(begin)
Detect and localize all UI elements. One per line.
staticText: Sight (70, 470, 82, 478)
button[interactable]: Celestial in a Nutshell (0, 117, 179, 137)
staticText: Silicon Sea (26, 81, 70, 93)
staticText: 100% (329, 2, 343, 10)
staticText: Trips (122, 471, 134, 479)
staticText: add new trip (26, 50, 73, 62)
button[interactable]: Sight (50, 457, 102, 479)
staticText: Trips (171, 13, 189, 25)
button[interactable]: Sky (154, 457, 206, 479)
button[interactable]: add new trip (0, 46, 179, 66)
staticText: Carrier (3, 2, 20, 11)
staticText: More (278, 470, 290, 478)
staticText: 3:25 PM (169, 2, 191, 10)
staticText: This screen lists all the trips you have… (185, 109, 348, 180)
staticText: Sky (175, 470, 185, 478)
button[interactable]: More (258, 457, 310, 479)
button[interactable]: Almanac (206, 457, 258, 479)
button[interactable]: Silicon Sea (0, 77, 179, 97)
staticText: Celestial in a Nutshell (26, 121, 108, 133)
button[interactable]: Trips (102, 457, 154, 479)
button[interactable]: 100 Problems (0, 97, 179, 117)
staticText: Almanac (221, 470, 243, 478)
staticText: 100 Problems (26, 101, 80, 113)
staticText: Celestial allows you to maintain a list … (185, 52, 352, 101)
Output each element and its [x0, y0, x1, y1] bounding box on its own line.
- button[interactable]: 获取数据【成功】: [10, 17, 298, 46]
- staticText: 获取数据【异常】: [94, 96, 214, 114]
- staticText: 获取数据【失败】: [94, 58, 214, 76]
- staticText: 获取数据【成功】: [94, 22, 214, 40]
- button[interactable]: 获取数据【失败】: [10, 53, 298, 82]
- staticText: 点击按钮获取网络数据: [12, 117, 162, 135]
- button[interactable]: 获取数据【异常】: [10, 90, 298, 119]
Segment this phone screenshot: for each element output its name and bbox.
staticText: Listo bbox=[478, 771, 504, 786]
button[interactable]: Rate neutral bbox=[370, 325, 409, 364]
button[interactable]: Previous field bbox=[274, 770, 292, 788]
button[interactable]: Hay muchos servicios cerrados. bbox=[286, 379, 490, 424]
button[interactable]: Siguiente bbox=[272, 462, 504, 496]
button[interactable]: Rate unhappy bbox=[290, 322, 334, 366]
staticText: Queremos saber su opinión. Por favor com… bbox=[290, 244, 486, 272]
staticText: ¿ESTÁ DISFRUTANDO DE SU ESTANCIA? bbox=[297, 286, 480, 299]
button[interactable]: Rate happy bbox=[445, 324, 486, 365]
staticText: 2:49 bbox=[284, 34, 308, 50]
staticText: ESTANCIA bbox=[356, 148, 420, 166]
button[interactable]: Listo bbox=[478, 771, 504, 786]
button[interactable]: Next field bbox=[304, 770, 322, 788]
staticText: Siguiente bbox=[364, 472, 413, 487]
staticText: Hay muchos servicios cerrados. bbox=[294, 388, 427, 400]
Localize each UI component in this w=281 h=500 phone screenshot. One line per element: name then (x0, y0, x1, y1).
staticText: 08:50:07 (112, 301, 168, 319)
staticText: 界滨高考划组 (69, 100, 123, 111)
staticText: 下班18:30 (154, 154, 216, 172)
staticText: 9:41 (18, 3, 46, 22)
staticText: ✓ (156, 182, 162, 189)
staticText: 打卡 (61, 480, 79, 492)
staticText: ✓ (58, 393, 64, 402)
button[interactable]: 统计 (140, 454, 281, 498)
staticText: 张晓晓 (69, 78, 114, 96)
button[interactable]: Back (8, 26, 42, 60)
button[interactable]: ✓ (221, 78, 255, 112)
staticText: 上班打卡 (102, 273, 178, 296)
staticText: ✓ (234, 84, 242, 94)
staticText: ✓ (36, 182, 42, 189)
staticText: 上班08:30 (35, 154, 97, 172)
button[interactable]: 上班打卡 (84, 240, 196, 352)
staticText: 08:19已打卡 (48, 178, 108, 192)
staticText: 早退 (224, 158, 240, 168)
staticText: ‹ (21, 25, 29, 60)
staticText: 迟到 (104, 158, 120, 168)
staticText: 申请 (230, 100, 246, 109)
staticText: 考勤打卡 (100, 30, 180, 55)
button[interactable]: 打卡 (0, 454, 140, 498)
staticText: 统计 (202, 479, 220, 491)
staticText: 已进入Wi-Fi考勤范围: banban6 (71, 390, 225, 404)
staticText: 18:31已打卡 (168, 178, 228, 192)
(end)
• Your task
Can you reproduce the records word for word, from their first line through the line that contains "staticText: add new trip (26, 50, 73, 62)", with that line included?

• Problem solution
Detect and localize all UI elements. One per line.
staticText: Sight (70, 470, 82, 478)
button[interactable]: Celestial in a Nutshell (0, 117, 179, 137)
staticText: Silicon Sea (26, 81, 70, 93)
staticText: 100% (329, 2, 343, 10)
staticText: Trips (122, 471, 134, 479)
staticText: add new trip (26, 50, 73, 62)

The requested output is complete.